═══ Material supplied
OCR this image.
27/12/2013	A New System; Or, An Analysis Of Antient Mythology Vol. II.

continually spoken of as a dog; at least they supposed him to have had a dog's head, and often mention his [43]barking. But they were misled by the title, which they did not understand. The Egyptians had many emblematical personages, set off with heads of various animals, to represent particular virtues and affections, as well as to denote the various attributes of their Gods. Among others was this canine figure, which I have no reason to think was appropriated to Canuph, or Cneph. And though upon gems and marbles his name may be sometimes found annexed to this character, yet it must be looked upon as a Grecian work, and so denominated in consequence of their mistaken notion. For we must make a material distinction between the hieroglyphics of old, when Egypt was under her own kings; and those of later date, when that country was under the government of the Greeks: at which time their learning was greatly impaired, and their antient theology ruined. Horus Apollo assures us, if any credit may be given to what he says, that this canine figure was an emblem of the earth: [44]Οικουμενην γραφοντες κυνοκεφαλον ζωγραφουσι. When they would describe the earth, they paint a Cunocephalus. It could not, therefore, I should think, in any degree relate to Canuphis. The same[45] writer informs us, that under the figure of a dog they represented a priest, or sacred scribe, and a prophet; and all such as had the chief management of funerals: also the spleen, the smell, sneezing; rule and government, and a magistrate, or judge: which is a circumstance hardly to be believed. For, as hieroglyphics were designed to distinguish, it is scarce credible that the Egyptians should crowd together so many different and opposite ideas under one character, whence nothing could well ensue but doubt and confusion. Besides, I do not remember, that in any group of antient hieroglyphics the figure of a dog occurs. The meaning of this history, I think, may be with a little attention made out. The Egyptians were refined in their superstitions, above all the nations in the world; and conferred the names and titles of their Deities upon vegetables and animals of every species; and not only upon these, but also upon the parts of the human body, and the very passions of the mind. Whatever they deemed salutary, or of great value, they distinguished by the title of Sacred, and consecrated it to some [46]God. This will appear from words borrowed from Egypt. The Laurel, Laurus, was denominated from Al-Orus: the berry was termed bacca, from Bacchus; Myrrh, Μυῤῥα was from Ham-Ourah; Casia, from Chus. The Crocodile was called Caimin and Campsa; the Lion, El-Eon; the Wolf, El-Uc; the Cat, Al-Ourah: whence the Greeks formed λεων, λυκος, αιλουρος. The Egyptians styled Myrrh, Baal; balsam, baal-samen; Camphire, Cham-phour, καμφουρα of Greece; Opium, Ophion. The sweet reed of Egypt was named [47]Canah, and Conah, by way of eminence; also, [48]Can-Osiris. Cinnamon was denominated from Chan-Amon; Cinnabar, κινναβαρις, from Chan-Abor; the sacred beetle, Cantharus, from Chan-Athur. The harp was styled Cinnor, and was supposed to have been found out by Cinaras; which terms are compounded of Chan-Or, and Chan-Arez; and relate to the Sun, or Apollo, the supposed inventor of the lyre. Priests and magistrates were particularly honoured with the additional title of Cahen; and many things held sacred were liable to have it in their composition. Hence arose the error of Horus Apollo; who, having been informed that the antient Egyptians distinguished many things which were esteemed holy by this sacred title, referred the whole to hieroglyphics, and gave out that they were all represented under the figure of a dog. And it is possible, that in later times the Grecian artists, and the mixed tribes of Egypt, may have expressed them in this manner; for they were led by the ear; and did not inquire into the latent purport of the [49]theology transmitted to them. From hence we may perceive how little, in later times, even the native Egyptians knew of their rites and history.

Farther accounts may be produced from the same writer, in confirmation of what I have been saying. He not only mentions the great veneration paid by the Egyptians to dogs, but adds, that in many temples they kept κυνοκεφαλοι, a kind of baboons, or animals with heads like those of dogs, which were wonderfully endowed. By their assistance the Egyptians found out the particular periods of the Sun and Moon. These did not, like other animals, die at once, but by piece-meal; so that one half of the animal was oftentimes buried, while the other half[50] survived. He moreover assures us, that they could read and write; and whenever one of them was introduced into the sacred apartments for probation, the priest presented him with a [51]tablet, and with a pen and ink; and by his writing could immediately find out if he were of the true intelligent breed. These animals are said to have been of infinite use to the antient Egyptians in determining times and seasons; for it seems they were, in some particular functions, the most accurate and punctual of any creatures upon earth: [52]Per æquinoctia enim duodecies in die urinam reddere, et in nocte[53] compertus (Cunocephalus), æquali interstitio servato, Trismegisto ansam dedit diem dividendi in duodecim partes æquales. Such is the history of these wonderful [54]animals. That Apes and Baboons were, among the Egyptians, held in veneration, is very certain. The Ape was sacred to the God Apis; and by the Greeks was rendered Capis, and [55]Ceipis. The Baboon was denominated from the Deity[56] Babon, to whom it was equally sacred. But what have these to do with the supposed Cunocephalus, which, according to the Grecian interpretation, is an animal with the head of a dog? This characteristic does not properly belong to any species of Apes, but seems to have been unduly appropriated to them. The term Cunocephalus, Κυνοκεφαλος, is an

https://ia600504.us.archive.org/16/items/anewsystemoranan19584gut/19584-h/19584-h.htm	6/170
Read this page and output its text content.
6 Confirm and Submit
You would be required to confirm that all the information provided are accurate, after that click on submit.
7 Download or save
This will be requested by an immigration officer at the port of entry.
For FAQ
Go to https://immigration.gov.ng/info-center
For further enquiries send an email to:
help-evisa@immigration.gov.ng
══════
Given exercise
Pick out the lines that contain "https" and copy them.

Result for this task
https://ia600504.us.archive.org/16/items/anewsystemoranan19584gut/19584-h/19584-h.htm	6/170
Go to https://immigration.gov.ng/info-center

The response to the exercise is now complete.